____ Data for this exercise
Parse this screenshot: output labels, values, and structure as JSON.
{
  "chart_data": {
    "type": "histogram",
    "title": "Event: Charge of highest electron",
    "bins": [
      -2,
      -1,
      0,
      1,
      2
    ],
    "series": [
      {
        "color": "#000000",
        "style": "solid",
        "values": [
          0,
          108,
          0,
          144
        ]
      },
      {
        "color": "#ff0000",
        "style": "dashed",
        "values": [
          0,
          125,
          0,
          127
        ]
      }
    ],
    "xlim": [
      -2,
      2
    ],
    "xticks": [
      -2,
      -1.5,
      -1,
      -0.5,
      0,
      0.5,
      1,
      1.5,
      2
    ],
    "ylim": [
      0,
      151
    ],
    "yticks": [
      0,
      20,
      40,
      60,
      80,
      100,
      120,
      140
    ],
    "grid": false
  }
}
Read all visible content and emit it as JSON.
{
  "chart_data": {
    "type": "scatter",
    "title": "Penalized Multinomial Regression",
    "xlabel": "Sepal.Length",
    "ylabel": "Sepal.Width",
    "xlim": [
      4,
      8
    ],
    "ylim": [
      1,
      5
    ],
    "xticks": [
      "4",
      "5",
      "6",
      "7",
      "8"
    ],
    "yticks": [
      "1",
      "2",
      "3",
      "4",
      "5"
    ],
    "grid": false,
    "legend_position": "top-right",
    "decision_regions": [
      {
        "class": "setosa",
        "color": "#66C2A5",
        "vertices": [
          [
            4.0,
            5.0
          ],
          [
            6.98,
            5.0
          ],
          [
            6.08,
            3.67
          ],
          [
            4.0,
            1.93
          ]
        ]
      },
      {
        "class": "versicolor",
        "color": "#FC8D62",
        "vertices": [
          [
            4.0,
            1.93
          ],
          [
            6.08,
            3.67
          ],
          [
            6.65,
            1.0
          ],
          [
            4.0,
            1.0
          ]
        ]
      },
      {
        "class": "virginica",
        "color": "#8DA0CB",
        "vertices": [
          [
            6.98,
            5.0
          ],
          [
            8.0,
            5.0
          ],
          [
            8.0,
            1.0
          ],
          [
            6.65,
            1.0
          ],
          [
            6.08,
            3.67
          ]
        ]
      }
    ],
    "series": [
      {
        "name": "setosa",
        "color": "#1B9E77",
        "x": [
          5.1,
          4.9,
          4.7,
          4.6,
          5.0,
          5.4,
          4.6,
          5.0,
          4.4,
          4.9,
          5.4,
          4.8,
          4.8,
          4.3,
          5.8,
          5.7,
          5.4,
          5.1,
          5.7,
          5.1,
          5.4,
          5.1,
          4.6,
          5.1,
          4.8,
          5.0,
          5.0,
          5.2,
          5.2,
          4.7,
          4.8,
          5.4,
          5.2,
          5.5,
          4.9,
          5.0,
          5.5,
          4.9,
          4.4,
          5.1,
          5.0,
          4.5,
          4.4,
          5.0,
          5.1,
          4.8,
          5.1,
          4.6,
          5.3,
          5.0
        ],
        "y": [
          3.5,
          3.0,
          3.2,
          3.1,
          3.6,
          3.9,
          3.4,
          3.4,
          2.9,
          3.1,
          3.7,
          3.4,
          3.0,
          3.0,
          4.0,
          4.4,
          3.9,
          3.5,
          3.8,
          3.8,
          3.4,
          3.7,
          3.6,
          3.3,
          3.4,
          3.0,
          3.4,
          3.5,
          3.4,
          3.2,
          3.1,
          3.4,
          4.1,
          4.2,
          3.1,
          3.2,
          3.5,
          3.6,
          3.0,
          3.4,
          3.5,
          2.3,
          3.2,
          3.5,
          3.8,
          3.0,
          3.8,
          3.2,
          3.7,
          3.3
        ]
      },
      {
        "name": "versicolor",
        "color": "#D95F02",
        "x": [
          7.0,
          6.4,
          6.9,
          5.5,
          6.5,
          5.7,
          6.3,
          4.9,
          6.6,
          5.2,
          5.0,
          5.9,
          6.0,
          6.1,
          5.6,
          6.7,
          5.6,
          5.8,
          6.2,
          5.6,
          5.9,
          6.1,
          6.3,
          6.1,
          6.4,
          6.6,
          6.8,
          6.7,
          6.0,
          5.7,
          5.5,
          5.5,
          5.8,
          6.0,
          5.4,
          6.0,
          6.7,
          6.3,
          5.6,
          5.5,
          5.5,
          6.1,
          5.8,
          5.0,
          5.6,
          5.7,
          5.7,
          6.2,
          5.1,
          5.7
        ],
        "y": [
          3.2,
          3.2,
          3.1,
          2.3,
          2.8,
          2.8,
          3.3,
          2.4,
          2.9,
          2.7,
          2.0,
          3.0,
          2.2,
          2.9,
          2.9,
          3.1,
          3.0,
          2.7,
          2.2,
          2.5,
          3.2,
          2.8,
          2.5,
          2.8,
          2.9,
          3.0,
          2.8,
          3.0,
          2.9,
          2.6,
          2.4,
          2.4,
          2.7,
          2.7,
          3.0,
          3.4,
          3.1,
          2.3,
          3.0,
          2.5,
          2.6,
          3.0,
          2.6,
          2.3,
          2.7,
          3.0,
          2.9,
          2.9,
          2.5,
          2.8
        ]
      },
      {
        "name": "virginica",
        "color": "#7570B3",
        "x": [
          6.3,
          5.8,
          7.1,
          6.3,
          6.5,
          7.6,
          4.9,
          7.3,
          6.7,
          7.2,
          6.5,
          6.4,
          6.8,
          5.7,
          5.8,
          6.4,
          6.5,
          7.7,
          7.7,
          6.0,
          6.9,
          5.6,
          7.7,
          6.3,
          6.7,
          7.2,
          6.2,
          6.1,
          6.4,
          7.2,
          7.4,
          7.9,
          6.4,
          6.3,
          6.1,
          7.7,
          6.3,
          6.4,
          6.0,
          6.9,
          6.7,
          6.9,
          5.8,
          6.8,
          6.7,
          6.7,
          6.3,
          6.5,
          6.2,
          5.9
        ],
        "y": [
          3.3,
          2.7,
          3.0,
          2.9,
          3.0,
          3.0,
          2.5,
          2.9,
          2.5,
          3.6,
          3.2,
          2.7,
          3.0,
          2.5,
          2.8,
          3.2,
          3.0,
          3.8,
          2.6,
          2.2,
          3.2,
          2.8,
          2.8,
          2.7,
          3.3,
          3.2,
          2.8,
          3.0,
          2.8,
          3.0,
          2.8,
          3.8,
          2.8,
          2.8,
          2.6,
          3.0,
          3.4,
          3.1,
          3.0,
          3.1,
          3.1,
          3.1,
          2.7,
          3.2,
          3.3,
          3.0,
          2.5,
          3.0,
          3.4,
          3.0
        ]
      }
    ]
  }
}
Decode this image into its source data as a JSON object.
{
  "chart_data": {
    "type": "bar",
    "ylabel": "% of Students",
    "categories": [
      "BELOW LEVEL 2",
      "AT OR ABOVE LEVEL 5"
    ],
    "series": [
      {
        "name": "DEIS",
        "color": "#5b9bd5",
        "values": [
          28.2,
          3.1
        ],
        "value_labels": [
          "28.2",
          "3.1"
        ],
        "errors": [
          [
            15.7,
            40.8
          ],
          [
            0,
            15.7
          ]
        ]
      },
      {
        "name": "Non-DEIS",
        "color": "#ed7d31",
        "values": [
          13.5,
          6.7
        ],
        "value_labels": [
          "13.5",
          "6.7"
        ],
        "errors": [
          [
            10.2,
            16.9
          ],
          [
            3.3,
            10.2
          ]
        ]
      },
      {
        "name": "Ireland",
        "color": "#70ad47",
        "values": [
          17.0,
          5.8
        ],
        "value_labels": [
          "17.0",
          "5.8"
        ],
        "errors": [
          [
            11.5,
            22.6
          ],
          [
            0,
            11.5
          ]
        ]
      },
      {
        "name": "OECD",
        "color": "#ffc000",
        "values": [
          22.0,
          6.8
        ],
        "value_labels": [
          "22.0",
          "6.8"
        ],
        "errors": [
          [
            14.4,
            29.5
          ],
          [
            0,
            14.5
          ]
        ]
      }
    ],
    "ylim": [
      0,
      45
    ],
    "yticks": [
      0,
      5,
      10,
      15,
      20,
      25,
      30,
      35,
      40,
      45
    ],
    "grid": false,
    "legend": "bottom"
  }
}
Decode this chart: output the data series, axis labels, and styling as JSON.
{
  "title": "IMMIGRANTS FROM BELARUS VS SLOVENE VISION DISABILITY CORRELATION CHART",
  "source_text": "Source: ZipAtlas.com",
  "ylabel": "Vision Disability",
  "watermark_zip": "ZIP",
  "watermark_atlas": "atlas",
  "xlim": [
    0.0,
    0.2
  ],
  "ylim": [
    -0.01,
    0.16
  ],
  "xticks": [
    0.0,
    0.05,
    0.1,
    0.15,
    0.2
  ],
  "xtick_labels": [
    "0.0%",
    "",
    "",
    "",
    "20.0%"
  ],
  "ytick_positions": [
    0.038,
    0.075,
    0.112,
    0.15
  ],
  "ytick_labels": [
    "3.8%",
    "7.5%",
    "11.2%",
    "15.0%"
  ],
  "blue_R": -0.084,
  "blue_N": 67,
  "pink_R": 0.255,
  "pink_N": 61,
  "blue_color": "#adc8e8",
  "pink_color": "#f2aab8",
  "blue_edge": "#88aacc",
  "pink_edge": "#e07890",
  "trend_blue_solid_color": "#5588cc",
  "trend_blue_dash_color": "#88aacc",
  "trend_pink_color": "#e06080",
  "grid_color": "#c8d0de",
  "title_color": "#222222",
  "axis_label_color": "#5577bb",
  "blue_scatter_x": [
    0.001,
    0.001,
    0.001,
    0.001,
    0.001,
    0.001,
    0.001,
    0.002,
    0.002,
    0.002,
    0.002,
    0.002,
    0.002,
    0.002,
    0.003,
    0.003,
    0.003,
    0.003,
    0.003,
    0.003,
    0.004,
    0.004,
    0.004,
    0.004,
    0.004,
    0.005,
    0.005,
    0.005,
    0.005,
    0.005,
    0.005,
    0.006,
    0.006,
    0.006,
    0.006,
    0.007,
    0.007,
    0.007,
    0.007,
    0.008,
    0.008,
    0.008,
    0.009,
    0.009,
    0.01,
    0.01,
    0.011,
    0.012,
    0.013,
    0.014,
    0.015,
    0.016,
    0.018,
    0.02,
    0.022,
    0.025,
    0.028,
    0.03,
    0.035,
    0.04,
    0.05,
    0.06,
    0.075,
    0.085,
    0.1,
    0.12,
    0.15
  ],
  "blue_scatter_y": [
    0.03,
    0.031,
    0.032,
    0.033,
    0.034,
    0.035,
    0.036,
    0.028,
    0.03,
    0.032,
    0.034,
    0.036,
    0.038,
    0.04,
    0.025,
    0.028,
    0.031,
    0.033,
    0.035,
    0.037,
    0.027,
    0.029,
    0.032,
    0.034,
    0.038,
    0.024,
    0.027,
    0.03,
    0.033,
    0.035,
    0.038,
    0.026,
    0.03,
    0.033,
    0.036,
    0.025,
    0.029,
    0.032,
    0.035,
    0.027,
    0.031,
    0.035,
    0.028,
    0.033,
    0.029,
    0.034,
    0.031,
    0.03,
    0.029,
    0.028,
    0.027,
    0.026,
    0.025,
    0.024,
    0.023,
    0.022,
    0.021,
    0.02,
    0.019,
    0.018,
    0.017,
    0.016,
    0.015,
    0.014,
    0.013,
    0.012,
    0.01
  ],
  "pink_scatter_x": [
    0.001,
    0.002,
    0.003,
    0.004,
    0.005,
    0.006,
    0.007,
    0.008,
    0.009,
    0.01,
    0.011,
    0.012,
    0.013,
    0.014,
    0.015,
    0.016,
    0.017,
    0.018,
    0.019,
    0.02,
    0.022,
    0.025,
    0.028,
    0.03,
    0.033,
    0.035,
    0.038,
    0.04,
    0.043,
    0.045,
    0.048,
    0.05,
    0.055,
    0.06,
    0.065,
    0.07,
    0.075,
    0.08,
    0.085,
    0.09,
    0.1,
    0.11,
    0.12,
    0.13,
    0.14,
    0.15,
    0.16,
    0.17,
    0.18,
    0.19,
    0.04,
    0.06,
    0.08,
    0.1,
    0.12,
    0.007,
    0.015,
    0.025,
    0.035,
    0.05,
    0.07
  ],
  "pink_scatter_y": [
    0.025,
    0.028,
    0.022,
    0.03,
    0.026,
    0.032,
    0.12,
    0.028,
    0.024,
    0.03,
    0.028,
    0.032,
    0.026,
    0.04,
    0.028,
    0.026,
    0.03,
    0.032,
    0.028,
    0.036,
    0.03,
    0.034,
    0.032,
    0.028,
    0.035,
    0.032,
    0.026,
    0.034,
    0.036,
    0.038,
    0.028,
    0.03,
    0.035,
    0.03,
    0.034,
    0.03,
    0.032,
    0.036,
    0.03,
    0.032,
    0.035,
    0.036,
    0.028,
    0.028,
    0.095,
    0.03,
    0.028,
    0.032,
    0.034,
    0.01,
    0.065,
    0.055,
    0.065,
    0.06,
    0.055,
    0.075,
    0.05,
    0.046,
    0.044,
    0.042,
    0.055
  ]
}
________
* Exercise goal
Return only those lines of the records that contain the string "Sepal".

* Answer for this exercise
    "xlabel": "Sepal.Length",
    "ylabel": "Sepal.Width",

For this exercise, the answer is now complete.